[What is asked] Seek out every line containing the word "JSON", and copy each.

[Input data]
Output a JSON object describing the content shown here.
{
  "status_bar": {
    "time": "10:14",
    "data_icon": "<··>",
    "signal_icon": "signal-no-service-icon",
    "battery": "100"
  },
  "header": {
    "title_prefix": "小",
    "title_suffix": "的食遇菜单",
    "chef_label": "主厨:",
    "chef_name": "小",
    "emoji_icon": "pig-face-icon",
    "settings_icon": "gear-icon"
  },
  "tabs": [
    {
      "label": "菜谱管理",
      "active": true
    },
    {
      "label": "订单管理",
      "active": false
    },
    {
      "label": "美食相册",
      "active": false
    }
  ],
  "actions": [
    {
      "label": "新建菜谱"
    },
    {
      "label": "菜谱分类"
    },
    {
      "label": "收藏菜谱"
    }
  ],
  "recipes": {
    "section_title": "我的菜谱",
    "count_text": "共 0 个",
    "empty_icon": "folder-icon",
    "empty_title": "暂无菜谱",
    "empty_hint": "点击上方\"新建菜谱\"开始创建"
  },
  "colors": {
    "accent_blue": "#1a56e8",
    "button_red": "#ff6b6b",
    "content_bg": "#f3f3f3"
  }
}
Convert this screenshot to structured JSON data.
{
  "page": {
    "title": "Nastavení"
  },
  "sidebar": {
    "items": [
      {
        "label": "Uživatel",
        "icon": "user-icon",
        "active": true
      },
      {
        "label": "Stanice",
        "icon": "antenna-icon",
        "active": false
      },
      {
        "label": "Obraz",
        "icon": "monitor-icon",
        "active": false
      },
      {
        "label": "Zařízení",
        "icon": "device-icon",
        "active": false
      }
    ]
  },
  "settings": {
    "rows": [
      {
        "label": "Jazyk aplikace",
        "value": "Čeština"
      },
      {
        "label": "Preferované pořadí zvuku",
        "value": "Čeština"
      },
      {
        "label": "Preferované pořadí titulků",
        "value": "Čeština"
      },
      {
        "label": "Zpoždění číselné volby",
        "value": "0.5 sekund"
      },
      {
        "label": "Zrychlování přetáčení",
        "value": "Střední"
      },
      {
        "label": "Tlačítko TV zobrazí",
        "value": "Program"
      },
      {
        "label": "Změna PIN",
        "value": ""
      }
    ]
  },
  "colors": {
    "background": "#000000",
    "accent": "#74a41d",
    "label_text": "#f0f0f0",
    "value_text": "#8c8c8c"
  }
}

[Output below]
Output a JSON object describing the content shown here.
Convert this screenshot to structured JSON data.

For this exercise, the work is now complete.